TASK BRIEF: Lines that contain "JSON" are to be counted; give only their number.

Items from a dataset

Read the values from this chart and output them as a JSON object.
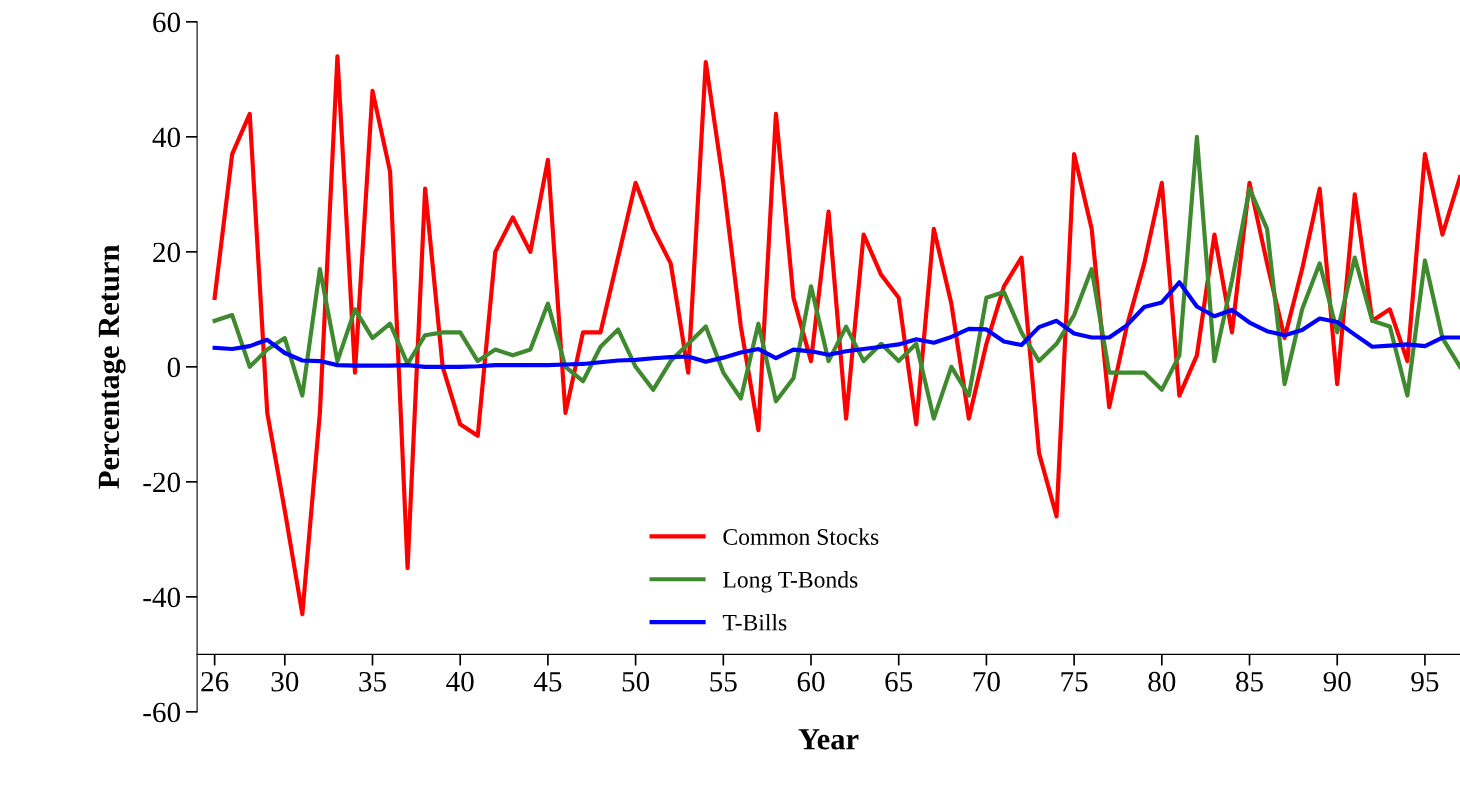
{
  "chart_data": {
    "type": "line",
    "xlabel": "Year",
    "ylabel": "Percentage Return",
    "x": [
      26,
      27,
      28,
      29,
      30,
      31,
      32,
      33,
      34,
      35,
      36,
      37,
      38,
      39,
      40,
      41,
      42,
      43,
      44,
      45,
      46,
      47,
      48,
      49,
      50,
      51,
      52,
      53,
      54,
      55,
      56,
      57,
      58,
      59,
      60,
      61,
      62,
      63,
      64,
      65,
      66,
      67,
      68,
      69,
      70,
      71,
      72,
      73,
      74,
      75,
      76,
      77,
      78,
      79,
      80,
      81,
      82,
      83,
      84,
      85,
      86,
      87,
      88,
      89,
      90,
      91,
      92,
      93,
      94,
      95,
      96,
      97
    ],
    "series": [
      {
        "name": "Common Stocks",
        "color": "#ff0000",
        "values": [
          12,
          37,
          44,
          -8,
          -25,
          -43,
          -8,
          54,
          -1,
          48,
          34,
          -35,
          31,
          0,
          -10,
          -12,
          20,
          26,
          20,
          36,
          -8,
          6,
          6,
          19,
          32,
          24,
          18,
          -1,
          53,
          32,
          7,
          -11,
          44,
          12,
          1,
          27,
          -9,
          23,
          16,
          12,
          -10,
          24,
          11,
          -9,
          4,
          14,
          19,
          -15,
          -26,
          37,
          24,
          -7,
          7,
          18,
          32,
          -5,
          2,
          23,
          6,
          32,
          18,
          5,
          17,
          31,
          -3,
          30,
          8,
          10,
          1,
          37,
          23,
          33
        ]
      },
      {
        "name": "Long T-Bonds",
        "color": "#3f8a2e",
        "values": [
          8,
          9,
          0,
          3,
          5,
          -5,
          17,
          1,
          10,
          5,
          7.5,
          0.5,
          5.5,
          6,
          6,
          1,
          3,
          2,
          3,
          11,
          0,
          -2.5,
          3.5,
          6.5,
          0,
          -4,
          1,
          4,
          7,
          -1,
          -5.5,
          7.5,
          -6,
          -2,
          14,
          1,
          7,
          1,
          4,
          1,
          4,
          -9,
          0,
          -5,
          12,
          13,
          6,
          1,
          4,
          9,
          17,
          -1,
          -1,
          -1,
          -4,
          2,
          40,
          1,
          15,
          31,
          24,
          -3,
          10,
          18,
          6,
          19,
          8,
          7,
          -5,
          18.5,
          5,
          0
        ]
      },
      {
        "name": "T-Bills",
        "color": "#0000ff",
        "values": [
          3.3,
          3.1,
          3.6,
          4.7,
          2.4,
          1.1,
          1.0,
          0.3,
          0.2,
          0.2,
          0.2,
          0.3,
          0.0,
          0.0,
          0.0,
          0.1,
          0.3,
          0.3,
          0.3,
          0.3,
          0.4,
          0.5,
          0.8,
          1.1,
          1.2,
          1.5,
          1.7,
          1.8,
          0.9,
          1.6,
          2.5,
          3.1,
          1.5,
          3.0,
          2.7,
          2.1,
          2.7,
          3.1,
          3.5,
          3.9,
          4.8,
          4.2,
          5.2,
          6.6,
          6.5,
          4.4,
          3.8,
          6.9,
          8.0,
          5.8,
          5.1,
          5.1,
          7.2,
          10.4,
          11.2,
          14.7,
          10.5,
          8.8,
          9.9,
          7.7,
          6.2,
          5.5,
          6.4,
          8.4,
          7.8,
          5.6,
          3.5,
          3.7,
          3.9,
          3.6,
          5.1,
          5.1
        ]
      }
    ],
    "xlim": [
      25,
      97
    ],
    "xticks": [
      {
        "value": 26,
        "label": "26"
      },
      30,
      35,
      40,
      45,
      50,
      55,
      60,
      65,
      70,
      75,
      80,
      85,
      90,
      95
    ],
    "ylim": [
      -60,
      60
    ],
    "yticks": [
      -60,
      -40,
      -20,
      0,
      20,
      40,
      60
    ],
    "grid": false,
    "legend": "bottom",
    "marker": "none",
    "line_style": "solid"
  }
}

* * *

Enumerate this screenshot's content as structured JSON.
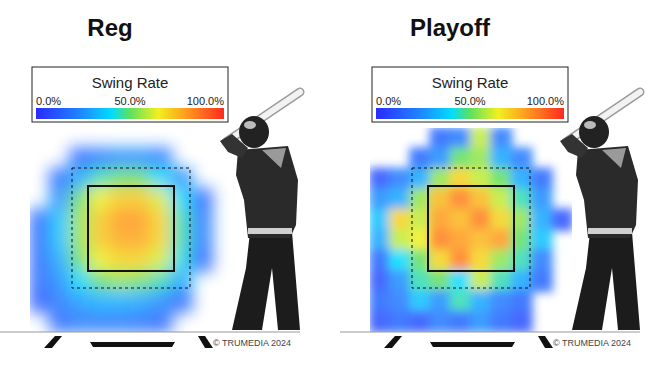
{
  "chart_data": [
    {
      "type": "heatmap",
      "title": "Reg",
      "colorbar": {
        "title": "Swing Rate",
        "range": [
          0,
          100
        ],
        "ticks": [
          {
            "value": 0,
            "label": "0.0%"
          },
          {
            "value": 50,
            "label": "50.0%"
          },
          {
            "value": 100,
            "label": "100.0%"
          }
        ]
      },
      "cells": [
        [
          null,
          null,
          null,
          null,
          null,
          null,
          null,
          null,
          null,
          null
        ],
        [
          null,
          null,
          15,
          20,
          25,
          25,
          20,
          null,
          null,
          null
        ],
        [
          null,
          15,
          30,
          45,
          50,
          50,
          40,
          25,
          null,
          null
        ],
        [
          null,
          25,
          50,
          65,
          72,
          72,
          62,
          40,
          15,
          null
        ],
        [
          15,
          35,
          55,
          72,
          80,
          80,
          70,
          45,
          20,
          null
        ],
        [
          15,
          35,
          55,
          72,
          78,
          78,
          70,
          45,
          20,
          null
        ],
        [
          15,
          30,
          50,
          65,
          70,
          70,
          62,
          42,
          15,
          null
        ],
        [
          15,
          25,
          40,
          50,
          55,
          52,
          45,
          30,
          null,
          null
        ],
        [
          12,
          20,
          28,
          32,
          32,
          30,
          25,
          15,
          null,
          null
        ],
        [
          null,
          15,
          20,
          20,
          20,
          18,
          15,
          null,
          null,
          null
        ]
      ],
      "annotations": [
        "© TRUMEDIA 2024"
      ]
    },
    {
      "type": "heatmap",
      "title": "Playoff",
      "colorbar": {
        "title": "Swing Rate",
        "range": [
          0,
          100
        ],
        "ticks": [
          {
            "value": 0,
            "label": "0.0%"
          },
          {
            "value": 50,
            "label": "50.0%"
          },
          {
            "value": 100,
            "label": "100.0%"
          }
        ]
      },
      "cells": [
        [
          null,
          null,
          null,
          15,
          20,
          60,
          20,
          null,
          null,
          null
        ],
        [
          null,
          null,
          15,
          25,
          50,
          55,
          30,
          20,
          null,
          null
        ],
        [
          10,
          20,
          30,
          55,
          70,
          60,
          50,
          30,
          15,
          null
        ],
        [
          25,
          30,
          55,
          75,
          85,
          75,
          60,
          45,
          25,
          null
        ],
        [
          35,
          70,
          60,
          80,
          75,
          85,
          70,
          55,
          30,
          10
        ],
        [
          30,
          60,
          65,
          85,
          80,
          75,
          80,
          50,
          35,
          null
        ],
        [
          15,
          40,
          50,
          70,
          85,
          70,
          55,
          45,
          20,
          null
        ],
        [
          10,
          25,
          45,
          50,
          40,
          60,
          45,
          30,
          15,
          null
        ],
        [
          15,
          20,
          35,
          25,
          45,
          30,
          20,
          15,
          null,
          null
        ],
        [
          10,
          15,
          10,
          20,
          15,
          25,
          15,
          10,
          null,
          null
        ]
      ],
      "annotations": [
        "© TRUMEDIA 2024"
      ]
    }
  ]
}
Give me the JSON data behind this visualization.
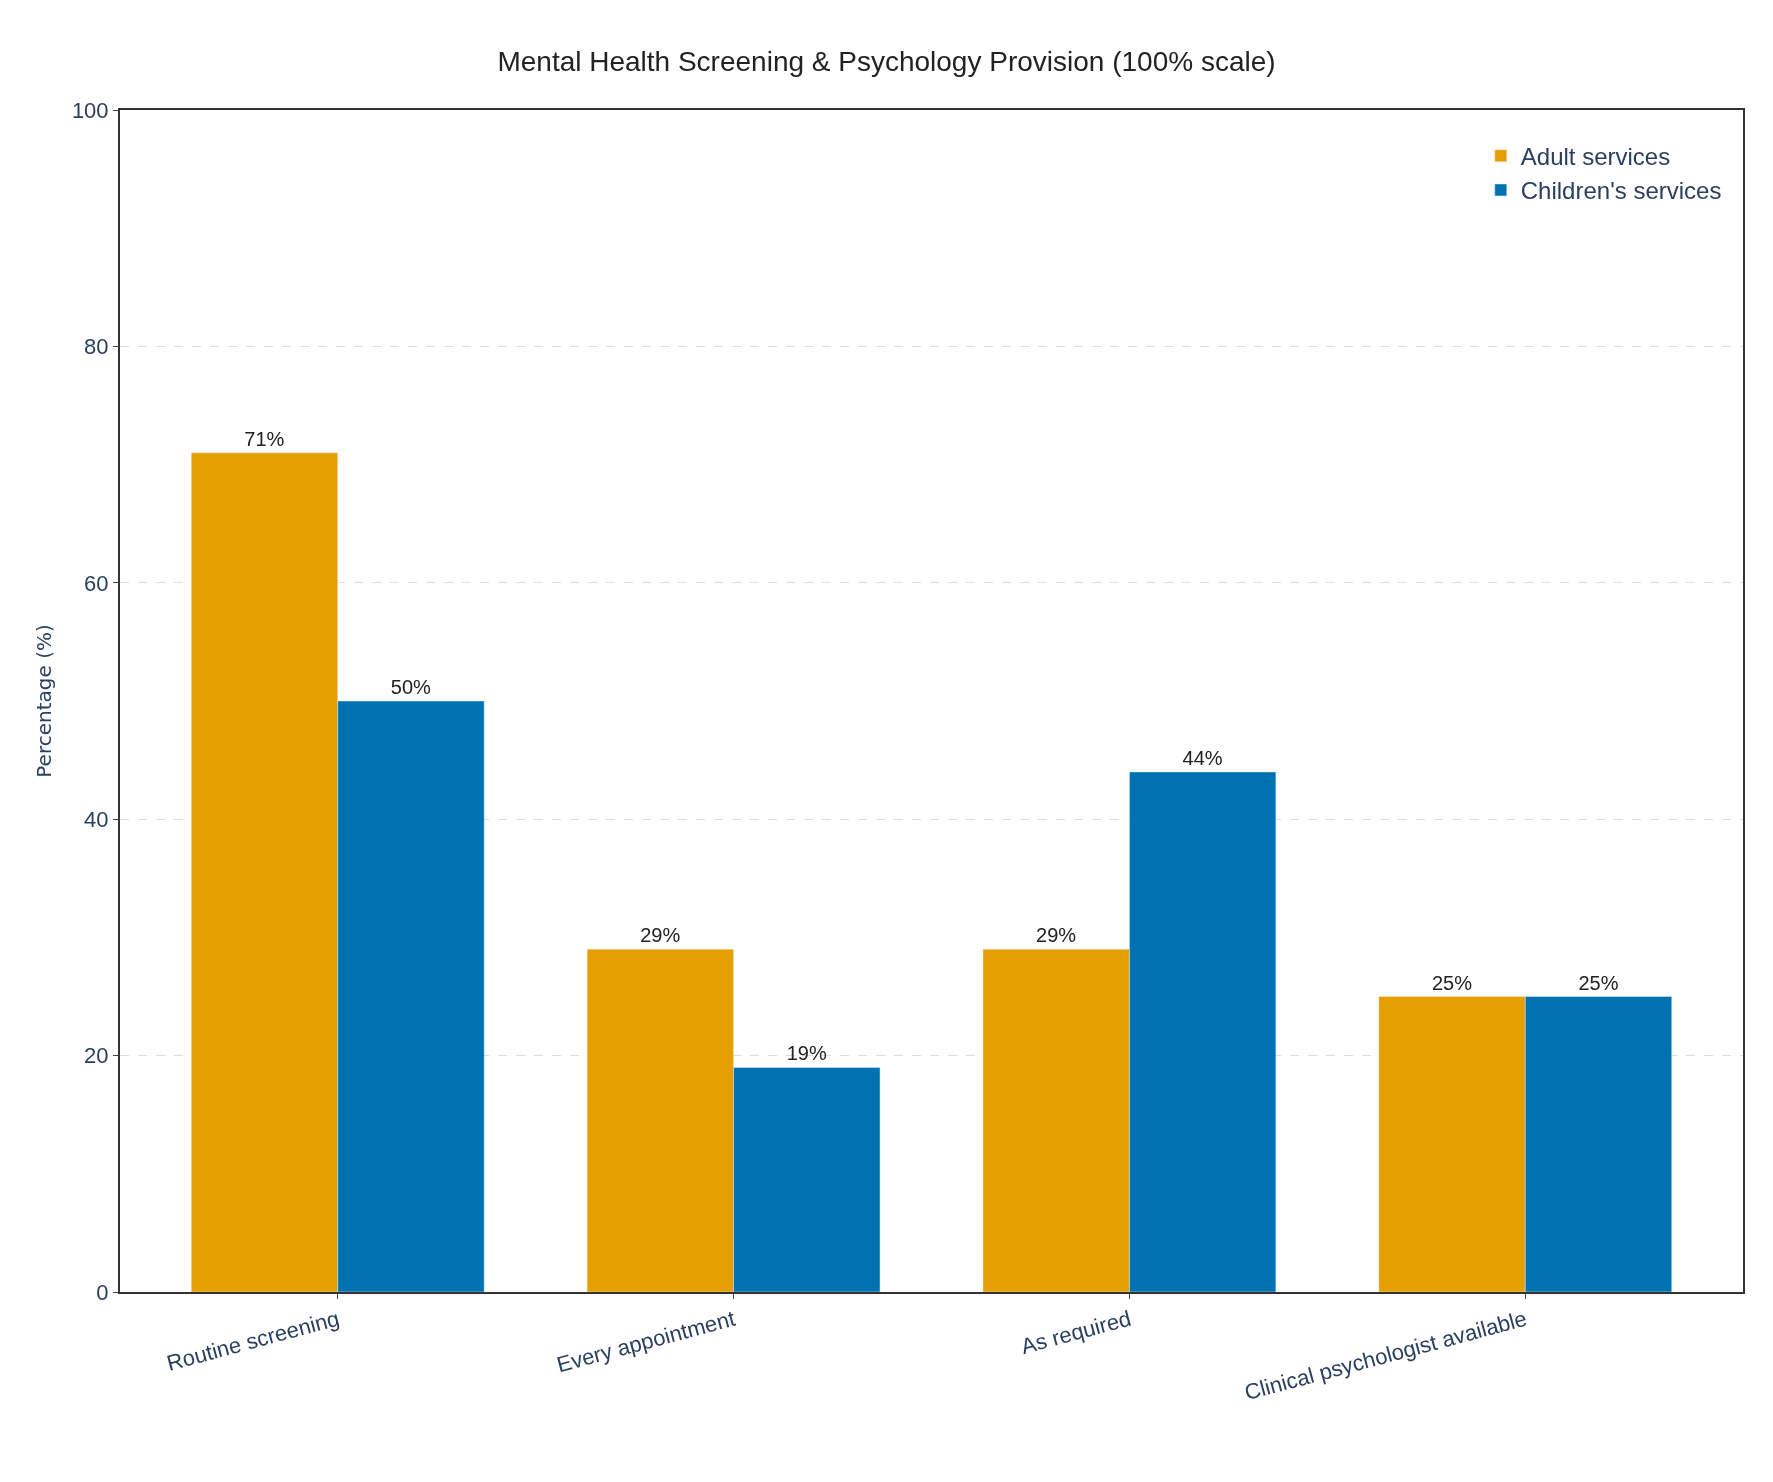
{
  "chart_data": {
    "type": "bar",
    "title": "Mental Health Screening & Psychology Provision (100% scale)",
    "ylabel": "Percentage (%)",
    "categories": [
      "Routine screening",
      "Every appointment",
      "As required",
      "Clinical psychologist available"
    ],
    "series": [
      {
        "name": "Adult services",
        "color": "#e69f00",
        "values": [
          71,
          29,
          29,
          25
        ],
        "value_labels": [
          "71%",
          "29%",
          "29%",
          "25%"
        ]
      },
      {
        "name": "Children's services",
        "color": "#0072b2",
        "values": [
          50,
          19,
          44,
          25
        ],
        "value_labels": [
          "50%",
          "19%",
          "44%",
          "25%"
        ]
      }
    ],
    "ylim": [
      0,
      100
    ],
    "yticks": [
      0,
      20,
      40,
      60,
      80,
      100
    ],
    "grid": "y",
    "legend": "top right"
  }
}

RESPONSE TO THIS EXERCISE: 3